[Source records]
-- BEGIN --
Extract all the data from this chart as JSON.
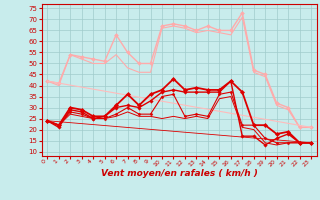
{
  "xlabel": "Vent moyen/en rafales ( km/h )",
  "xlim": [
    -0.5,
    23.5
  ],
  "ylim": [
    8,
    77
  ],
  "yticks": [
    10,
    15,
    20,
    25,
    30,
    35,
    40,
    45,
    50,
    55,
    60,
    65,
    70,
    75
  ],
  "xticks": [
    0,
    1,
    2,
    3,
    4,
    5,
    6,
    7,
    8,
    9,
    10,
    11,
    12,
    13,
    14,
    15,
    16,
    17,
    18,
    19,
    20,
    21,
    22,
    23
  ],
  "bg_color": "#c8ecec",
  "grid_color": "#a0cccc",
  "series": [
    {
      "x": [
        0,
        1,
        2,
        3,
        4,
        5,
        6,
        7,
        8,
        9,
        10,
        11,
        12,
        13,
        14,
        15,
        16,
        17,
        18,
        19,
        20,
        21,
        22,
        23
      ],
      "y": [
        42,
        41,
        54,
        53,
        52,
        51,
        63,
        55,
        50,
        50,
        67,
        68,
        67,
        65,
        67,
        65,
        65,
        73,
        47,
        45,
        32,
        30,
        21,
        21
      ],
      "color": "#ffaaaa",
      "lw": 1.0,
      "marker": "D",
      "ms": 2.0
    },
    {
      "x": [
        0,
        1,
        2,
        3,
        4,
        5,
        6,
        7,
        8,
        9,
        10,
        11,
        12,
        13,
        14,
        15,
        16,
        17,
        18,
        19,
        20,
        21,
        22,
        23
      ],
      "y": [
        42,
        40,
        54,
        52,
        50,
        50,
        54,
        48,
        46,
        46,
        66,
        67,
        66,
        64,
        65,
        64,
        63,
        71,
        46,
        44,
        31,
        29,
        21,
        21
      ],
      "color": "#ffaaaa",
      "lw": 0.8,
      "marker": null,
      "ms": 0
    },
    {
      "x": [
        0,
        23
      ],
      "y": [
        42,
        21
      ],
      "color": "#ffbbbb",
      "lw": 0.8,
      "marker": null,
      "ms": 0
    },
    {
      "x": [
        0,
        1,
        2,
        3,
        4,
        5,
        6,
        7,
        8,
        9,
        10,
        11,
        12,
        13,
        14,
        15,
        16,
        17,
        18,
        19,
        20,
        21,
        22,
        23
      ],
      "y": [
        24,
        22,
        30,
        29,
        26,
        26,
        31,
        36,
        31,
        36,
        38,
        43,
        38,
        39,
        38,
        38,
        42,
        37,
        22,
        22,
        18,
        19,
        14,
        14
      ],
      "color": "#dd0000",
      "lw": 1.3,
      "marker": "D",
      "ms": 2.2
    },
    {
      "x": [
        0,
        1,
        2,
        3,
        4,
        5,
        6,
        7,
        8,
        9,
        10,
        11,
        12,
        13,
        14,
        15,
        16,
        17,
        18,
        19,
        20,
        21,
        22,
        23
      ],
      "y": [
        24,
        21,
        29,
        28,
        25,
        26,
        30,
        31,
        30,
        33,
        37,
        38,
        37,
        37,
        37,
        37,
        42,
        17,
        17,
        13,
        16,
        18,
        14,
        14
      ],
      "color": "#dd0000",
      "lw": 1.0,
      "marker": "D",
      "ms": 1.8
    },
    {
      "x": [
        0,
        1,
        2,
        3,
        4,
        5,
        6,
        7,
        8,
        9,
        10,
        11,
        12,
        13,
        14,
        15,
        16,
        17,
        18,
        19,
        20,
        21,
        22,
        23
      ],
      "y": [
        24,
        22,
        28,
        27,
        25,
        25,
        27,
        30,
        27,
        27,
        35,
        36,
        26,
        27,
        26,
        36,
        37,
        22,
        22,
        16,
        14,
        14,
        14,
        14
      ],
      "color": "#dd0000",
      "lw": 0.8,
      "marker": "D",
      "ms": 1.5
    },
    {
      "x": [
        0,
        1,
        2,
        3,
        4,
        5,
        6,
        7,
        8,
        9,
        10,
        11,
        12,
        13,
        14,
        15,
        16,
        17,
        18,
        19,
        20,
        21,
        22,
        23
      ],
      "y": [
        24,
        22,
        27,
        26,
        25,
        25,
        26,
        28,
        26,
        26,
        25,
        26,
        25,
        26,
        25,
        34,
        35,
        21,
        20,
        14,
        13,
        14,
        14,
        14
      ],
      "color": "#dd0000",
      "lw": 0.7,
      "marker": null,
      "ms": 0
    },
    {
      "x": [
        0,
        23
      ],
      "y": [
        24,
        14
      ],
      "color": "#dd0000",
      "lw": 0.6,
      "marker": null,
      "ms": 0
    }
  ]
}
-- END --
-- BEGIN --
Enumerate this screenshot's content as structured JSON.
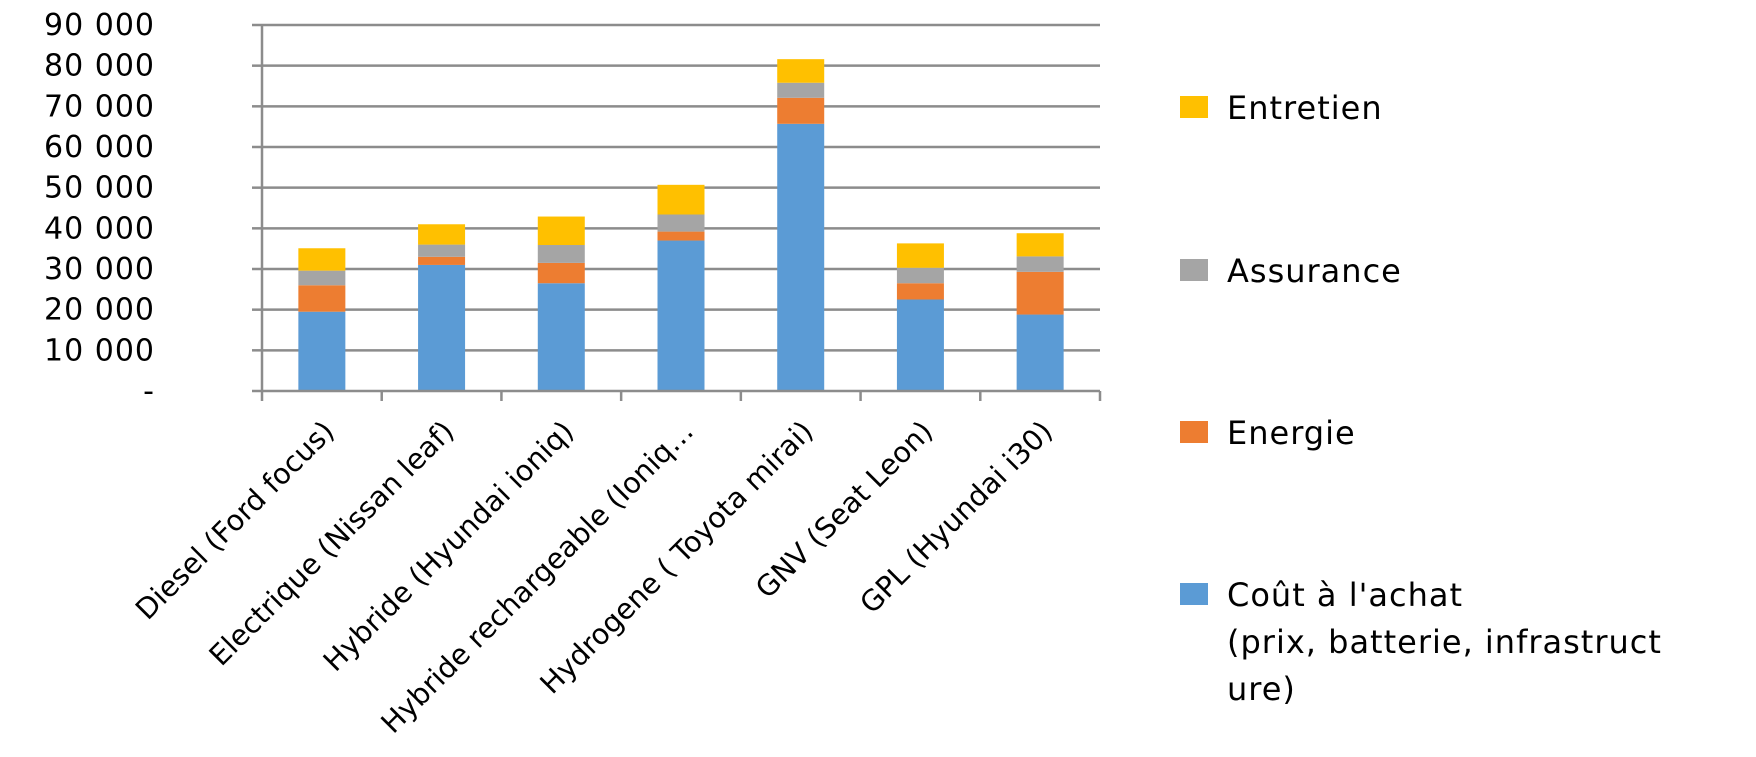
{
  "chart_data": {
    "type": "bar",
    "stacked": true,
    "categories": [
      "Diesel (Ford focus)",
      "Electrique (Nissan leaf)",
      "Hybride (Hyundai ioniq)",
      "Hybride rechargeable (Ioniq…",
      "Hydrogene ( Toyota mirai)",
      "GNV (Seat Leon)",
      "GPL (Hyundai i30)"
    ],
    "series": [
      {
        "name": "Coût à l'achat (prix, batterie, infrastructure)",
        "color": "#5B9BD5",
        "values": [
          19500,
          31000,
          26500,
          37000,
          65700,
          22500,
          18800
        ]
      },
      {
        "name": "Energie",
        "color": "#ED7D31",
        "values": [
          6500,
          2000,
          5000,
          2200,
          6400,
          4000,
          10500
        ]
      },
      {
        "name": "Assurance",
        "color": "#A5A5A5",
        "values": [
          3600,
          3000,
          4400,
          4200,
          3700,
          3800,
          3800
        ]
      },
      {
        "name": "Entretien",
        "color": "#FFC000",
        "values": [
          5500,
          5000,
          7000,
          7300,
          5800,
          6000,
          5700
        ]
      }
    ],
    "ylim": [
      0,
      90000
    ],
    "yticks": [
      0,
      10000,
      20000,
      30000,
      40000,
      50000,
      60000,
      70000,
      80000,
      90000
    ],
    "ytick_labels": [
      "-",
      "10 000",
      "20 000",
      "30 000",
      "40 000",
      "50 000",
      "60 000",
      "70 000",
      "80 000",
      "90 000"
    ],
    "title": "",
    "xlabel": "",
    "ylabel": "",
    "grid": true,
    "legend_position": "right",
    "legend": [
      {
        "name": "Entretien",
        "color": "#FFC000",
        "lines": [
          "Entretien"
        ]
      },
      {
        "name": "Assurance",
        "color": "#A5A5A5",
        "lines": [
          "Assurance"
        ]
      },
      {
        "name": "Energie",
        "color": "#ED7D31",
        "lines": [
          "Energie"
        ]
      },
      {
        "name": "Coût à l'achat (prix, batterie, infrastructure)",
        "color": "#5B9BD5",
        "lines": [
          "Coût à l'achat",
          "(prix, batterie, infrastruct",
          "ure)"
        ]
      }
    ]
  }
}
-- END --
-- BEGIN --
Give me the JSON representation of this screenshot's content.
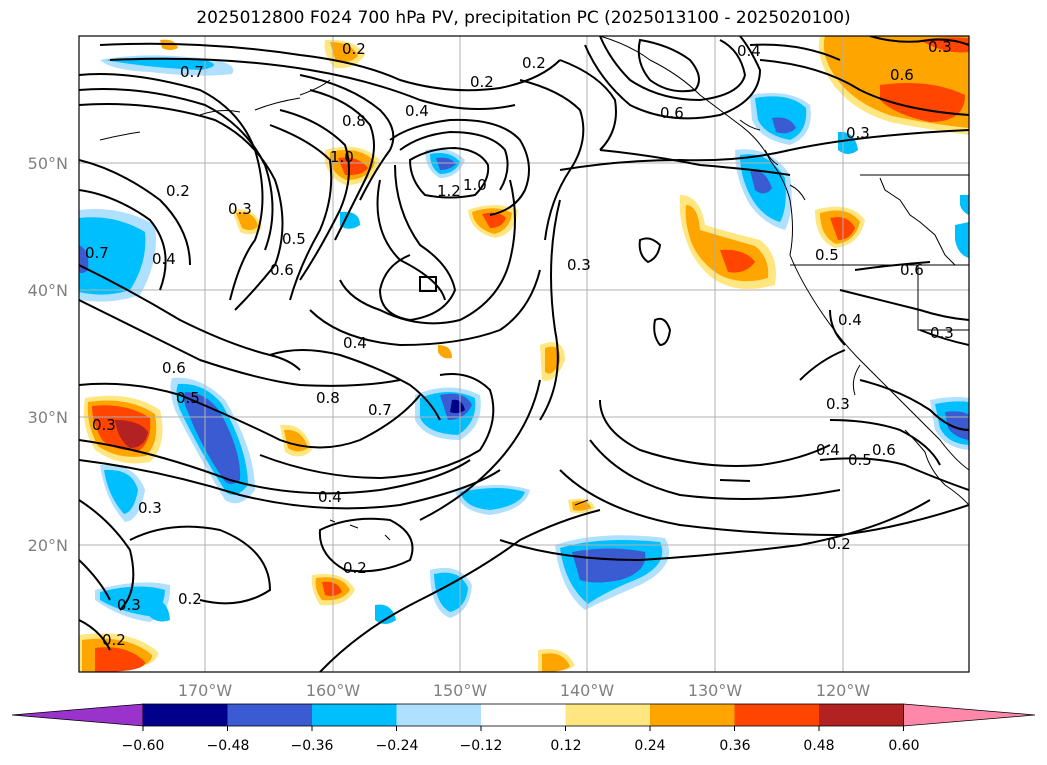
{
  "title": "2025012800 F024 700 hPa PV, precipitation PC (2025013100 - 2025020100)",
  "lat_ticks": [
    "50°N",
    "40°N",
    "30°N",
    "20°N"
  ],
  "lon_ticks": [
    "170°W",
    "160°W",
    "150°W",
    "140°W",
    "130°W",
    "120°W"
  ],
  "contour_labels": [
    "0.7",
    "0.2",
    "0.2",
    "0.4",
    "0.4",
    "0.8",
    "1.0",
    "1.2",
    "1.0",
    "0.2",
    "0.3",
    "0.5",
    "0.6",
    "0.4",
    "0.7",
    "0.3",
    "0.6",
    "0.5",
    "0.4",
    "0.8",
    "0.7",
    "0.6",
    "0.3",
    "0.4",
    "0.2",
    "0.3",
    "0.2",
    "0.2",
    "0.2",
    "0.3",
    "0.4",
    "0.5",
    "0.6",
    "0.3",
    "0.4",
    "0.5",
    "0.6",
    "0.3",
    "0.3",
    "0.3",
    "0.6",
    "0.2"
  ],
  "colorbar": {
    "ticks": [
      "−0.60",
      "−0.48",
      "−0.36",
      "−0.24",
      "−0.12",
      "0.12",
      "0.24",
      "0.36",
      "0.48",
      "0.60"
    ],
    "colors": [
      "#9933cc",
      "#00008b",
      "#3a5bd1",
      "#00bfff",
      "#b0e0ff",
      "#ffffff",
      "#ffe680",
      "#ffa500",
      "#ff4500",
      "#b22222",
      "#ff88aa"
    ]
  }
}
-- END --
### OBJECTIVE
For the listing above, identify each line bearing "screenshot".

### TASK OUTPUT
Enumerate this screenshot's content as structured JSON.
Give me the JSON representation of this screenshot's content.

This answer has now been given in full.